Task description
Count the lines below that contain the word "Diamant" and give only the number.

Available records

Begin

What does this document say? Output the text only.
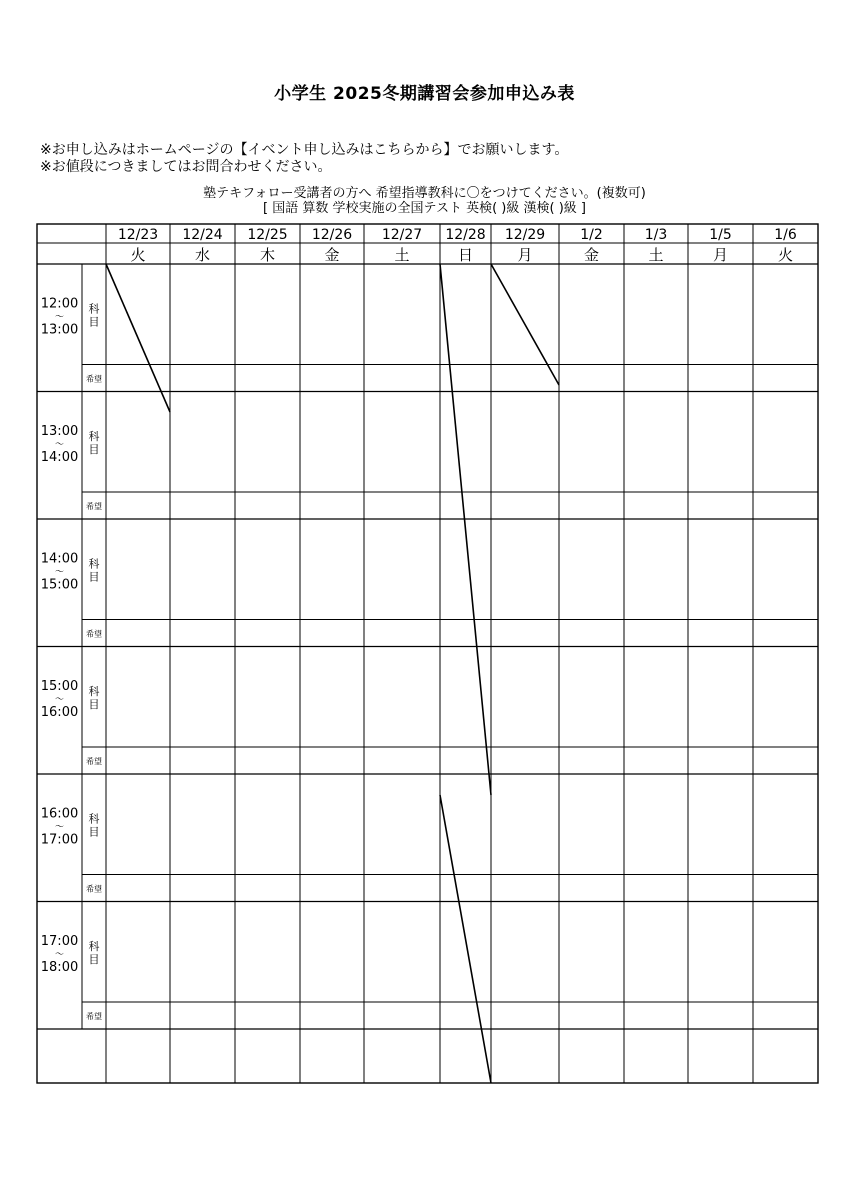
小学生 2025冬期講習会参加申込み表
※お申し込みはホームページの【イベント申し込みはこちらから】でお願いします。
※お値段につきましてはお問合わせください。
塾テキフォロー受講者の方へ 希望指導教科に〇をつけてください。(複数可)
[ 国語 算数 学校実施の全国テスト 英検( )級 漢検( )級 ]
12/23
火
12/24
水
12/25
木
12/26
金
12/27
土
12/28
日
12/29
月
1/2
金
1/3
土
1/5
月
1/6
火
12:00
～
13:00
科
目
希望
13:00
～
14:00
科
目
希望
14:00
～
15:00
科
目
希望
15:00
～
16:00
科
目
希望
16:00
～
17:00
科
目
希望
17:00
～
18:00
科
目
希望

End
Begin

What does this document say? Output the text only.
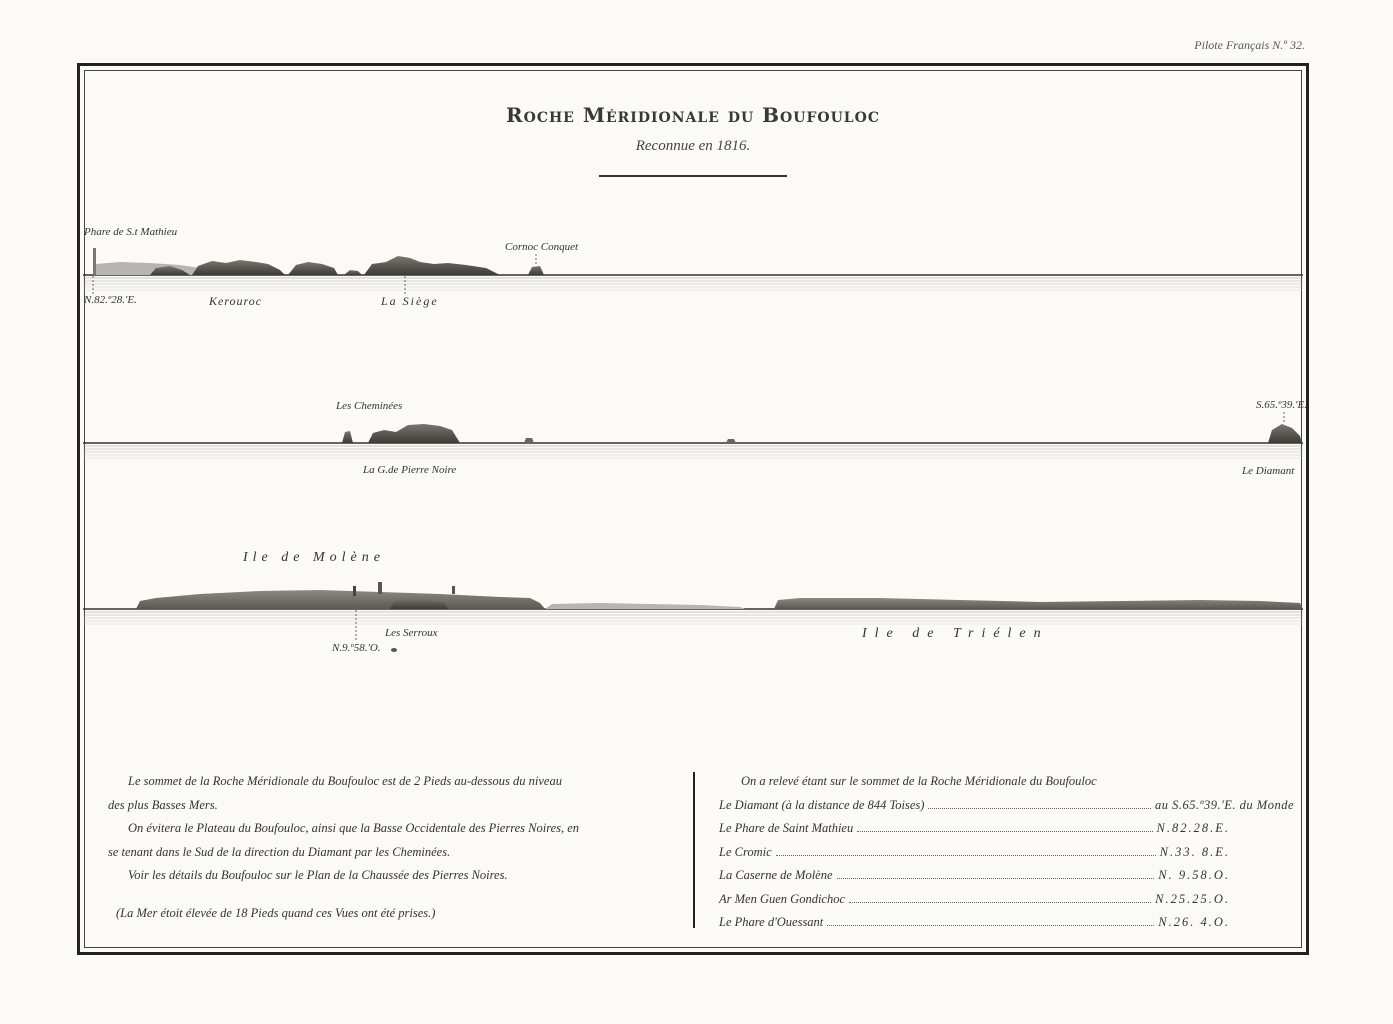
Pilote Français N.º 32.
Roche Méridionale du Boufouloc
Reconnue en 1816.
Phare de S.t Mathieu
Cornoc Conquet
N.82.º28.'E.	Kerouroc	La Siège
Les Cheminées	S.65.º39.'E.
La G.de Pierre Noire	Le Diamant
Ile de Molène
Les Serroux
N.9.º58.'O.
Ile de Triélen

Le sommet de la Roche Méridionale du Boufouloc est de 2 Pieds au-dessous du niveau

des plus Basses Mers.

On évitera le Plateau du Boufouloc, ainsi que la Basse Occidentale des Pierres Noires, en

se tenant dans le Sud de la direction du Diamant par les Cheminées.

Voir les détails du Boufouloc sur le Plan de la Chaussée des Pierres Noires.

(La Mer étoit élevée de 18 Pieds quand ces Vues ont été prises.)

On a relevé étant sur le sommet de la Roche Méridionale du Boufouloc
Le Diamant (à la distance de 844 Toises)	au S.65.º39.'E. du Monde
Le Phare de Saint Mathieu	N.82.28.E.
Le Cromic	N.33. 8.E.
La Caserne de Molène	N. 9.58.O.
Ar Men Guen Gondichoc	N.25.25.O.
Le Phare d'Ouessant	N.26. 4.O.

End

Answer below
3